# Written exercise:
Every line holding the string "description" should be gathered.

# Excerpted records:
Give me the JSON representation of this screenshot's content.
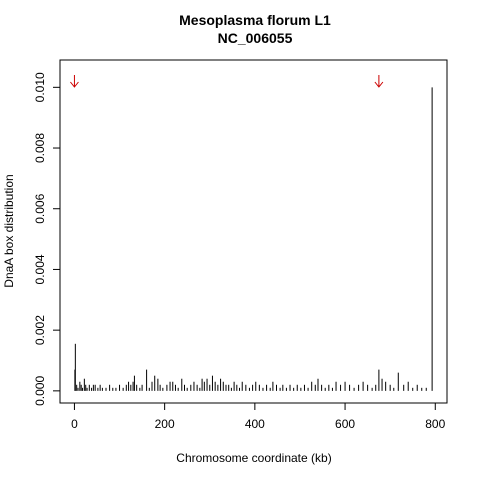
{
  "chart_data": {
    "type": "spike",
    "title": [
      "Mesoplasma florum L1",
      "NC_006055"
    ],
    "x_label": "Chromosome coordinate (kb)",
    "y_label": "DnaA box distribution",
    "color": "#000000",
    "x": [
      1,
      2,
      5,
      8,
      12,
      15,
      18,
      22,
      25,
      28,
      33,
      38,
      42,
      46,
      52,
      57,
      62,
      70,
      78,
      85,
      92,
      100,
      108,
      115,
      120,
      125,
      130,
      133,
      138,
      145,
      150,
      160,
      166,
      172,
      178,
      185,
      190,
      196,
      205,
      212,
      218,
      224,
      230,
      238,
      244,
      250,
      258,
      265,
      272,
      278,
      283,
      288,
      294,
      300,
      306,
      312,
      318,
      324,
      330,
      336,
      342,
      348,
      354,
      360,
      366,
      372,
      380,
      388,
      395,
      402,
      410,
      418,
      426,
      434,
      440,
      448,
      456,
      462,
      470,
      478,
      486,
      494,
      502,
      510,
      518,
      526,
      534,
      540,
      548,
      556,
      564,
      572,
      580,
      590,
      600,
      610,
      620,
      630,
      640,
      650,
      660,
      668,
      675,
      682,
      690,
      700,
      708,
      718,
      730,
      740,
      750,
      760,
      770,
      780,
      793
    ],
    "values": [
      0.0007,
      0.00155,
      0.0002,
      0.0001,
      0.0003,
      0.0002,
      0.0001,
      0.0004,
      0.0002,
      0.0001,
      0.0002,
      0.0001,
      0.0002,
      0.0002,
      0.0001,
      0.0002,
      0.0001,
      0.0001,
      0.0002,
      0.0001,
      0.0001,
      0.0002,
      0.0001,
      0.0002,
      0.0003,
      0.0002,
      0.0003,
      0.0005,
      0.0002,
      0.0001,
      0.0002,
      0.0007,
      0.0001,
      0.0003,
      0.0005,
      0.0004,
      0.0002,
      0.0001,
      0.0002,
      0.0003,
      0.0003,
      0.0002,
      0.0001,
      0.0004,
      0.0002,
      0.0001,
      0.0002,
      0.0003,
      0.0002,
      0.0001,
      0.0004,
      0.0003,
      0.0004,
      0.0002,
      0.0005,
      0.0003,
      0.0002,
      0.0004,
      0.0003,
      0.0002,
      0.0002,
      0.0001,
      0.0003,
      0.0002,
      0.0001,
      0.0003,
      0.0002,
      0.0001,
      0.0002,
      0.0003,
      0.0002,
      0.0001,
      0.0002,
      0.0001,
      0.0003,
      0.0002,
      0.0001,
      0.0002,
      0.0001,
      0.0002,
      0.0001,
      0.0002,
      0.0001,
      0.0002,
      0.0001,
      0.0003,
      0.0002,
      0.0004,
      0.0002,
      0.0001,
      0.0002,
      0.0001,
      0.0003,
      0.0002,
      0.0003,
      0.0002,
      0.0001,
      0.0002,
      0.0003,
      0.0002,
      0.0001,
      0.0002,
      0.0007,
      0.0004,
      0.0003,
      0.0002,
      0.0001,
      0.0006,
      0.0002,
      0.0003,
      0.0001,
      0.0002,
      0.0001,
      0.0001,
      0.01
    ],
    "arrows": {
      "x": [
        0,
        675
      ],
      "color": "#cc0000"
    },
    "xlim": [
      -32,
      826
    ],
    "xticks": [
      0,
      200,
      400,
      600,
      800
    ],
    "ylim": [
      -0.0004,
      0.0109
    ],
    "yticks": [
      {
        "value": 0,
        "label": "0.000"
      },
      0.002,
      0.004,
      0.006,
      0.008,
      {
        "value": 0.01,
        "label": "0.010"
      }
    ]
  }
}
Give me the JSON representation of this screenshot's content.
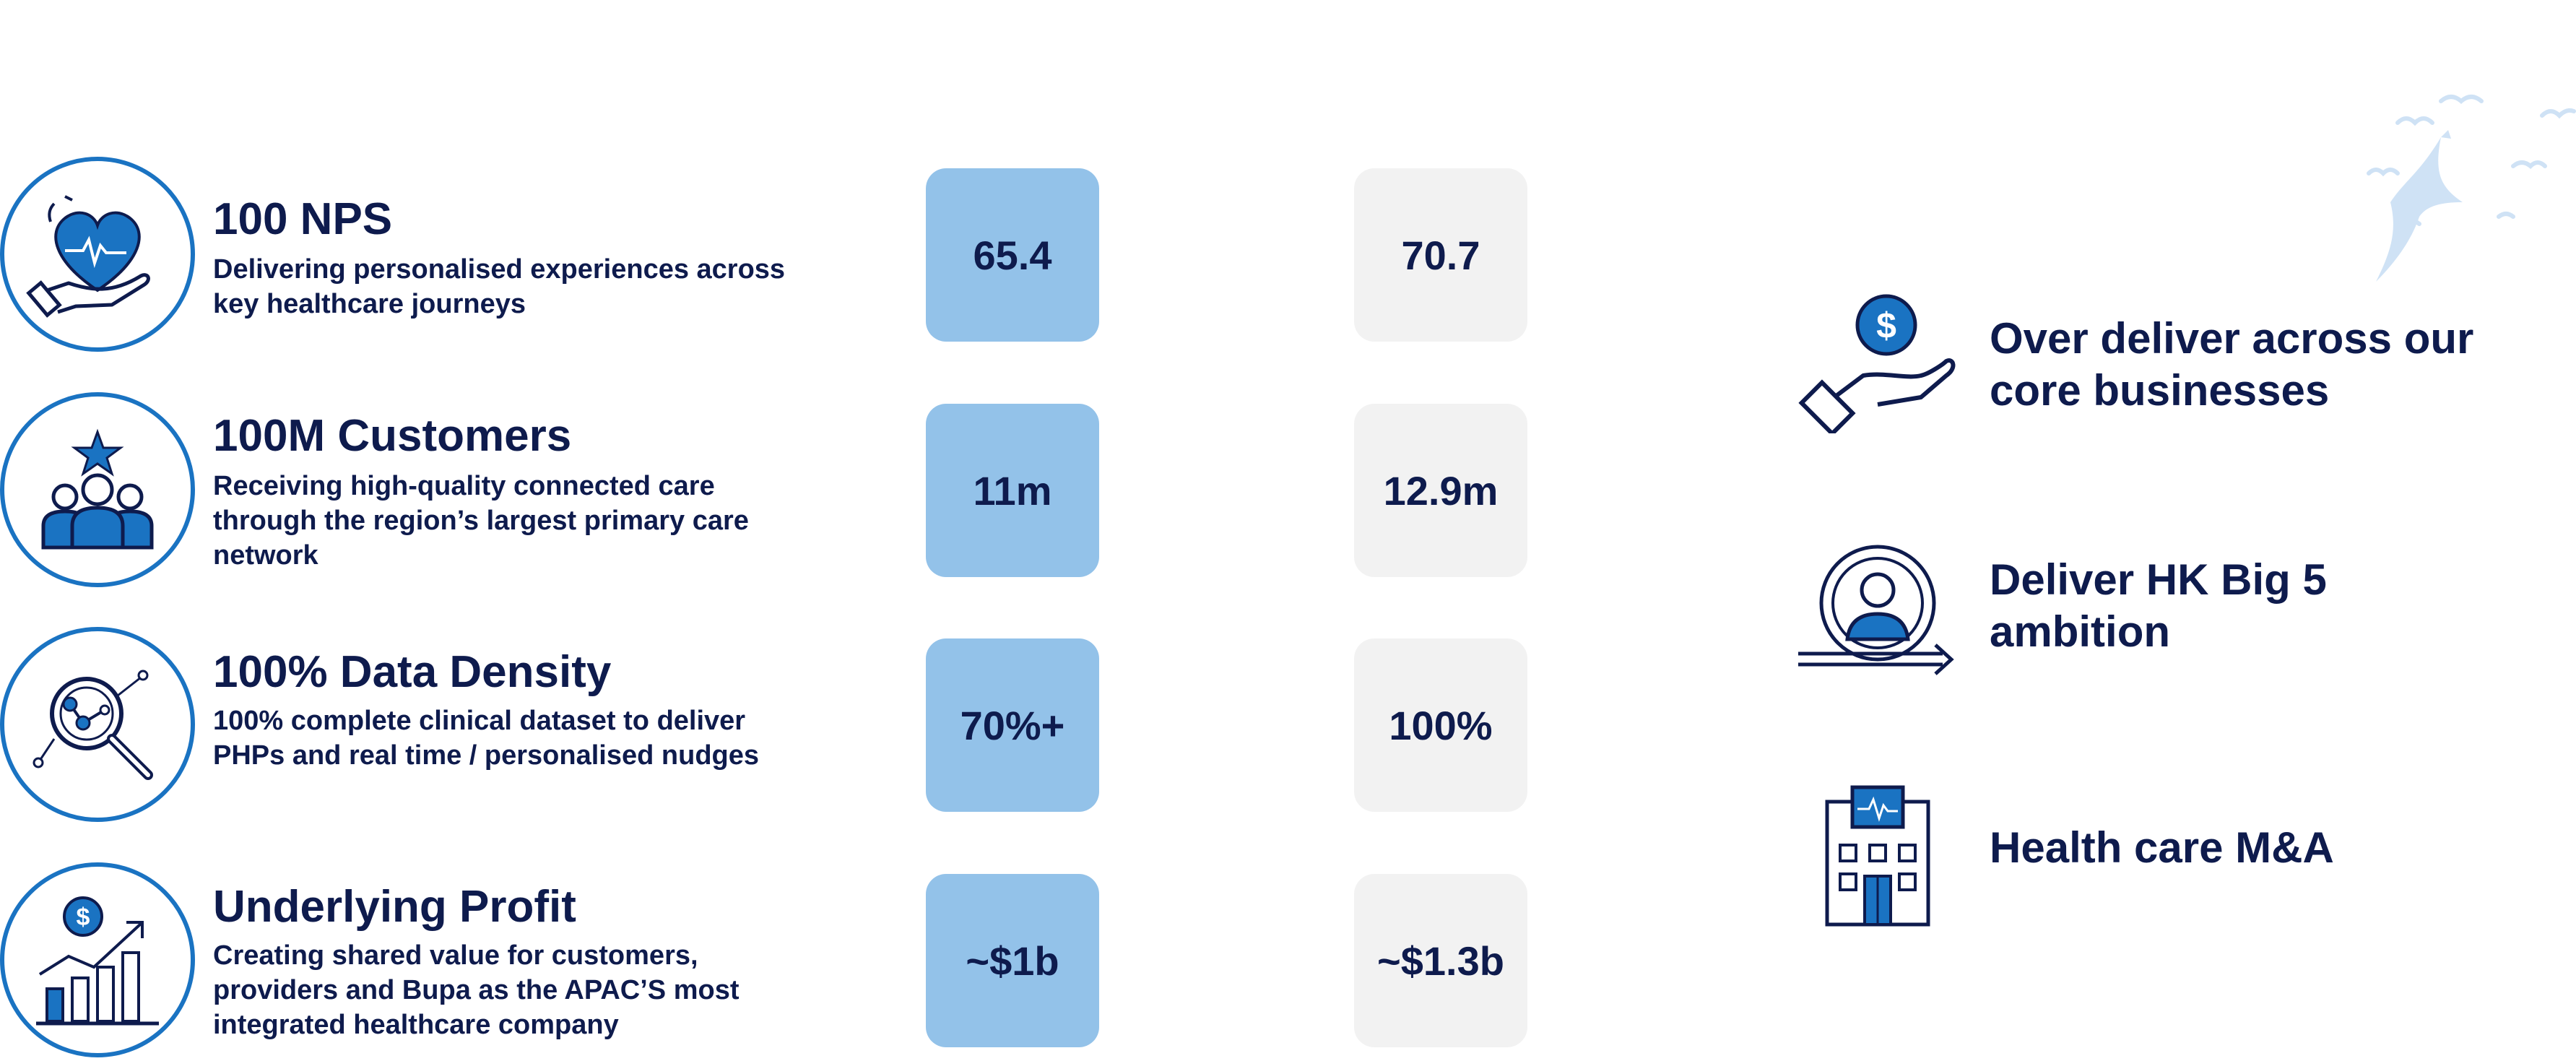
{
  "metrics": [
    {
      "title": "100 NPS",
      "description": "Delivering personalised experiences across key healthcare journeys",
      "icon": "heart-in-hand-icon",
      "value_current": "65.4",
      "value_target": "70.7"
    },
    {
      "title": "100M Customers",
      "description": "Receiving high-quality connected care through the region’s largest primary care network",
      "icon": "customers-group-star-icon",
      "value_current": "11m",
      "value_target": "12.9m"
    },
    {
      "title": "100% Data Density",
      "description": "100% complete clinical dataset to deliver PHPs and real time / personalised nudges",
      "icon": "data-magnifier-icon",
      "value_current": "70%+",
      "value_target": "100%"
    },
    {
      "title": "Underlying Profit",
      "description": "Creating shared value for customers, providers and Bupa as the APAC’S most integrated healthcare company",
      "icon": "profit-growth-chart-icon",
      "value_current": "~$1b",
      "value_target": "~$1.3b"
    }
  ],
  "pillars": [
    {
      "label": "Over deliver across our core businesses",
      "icon": "dollar-in-hand-icon"
    },
    {
      "label": "Deliver HK Big 5 ambition",
      "icon": "person-cycle-arrow-icon"
    },
    {
      "label": "Health care M&A",
      "icon": "hospital-building-icon"
    }
  ],
  "colors": {
    "navy": "#0e1b4d",
    "brand_blue": "#1a73c2",
    "light_blue_box": "#93c2e9",
    "grey_box": "#f2f2f2"
  }
}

# Solved exercise:
      "description": "Delivering personalised experiences across key healthcare journeys",
      "description": "Receiving high-quality connected care through the region’s largest primary care network",
      "description": "100% complete clinical dataset to deliver PHPs and real time / personalised nudges",
      "description": "Creating shared value for customers, providers and Bupa as the APAC’S most integrated healthcare company",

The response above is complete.